====== PROVIDED DATA ======

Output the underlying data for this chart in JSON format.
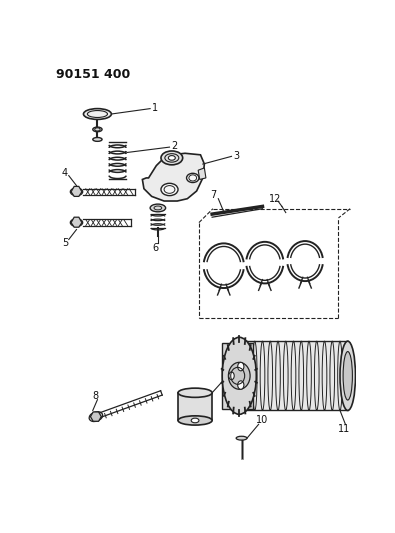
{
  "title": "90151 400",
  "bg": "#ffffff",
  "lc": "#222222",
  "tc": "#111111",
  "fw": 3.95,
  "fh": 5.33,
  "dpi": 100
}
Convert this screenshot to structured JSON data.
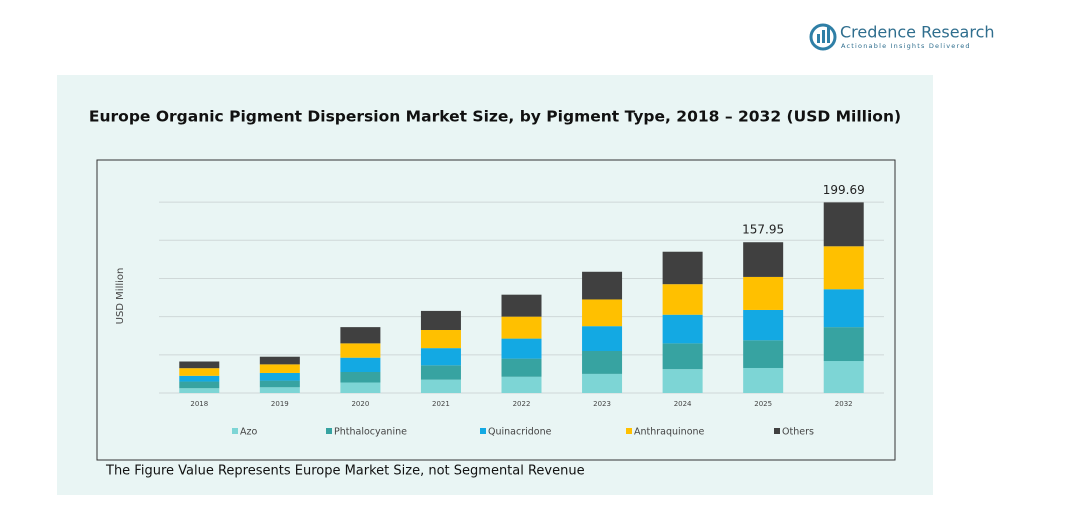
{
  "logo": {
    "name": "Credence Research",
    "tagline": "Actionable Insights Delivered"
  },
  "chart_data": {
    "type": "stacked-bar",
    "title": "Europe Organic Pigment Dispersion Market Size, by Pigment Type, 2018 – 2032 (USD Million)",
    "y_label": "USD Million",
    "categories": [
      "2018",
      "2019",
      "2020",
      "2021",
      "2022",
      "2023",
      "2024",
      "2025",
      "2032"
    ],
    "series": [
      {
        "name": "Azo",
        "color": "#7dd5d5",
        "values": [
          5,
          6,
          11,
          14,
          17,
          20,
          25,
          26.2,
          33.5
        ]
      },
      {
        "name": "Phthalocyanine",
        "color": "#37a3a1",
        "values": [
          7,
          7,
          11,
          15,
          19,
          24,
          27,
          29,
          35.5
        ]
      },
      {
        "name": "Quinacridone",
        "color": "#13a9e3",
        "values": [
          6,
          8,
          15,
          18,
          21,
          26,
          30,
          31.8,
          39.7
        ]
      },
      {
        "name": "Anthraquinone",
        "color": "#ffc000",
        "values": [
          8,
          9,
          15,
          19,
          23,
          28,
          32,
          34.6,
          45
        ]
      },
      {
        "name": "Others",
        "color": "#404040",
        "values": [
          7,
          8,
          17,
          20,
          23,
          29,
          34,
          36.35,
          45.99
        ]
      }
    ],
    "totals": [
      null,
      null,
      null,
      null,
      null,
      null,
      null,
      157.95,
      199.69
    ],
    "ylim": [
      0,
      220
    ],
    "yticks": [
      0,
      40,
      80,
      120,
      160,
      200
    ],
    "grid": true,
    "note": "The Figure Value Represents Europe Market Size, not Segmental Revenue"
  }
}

======
====== PROVIDED DATA ======

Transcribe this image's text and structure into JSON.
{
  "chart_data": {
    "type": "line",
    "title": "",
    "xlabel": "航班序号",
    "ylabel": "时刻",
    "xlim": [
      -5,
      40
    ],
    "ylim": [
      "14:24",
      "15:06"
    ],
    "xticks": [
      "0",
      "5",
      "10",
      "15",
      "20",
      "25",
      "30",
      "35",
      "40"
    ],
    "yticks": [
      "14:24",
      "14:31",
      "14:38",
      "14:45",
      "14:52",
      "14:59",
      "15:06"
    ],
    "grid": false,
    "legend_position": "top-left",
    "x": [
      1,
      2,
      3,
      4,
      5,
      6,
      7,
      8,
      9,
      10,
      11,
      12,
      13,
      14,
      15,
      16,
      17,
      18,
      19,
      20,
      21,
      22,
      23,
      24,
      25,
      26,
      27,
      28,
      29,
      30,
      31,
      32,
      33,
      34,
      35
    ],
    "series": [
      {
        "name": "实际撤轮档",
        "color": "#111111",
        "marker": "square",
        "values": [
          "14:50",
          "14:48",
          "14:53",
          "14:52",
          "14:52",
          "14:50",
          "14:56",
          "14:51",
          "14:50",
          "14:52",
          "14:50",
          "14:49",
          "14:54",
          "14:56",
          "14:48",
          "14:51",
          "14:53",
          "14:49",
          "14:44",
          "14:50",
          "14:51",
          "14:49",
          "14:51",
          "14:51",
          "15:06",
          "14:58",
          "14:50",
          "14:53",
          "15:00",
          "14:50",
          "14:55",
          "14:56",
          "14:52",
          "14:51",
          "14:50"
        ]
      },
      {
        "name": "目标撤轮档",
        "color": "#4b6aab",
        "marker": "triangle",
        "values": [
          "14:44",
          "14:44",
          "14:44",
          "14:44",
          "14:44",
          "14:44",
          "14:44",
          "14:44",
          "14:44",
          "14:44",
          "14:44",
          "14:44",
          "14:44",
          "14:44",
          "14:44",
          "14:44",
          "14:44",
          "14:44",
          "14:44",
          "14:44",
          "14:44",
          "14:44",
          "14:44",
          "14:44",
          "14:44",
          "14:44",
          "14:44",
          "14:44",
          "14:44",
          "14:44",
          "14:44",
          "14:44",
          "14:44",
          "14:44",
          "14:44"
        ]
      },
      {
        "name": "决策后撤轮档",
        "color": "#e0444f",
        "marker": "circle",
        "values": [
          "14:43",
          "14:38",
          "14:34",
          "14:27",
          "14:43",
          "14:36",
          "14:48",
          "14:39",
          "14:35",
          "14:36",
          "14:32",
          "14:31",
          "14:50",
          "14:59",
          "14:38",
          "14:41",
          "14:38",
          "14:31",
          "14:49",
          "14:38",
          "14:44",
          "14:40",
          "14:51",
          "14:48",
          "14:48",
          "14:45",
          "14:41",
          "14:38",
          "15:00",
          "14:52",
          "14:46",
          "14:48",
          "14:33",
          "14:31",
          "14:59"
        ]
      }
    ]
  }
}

======

## WHAT NEEDS TO BE DONE
Check every line for "Europe" and show the ones that have it.

## SOLUTION FOR THIS EXERCISE
    "title": "Europe Organic Pigment Dispersion Market Size, by Pigment Type, 2018 – 2032 (USD Million)",
    "note": "The Figure Value Represents Europe Market Size, not Segmental Revenue"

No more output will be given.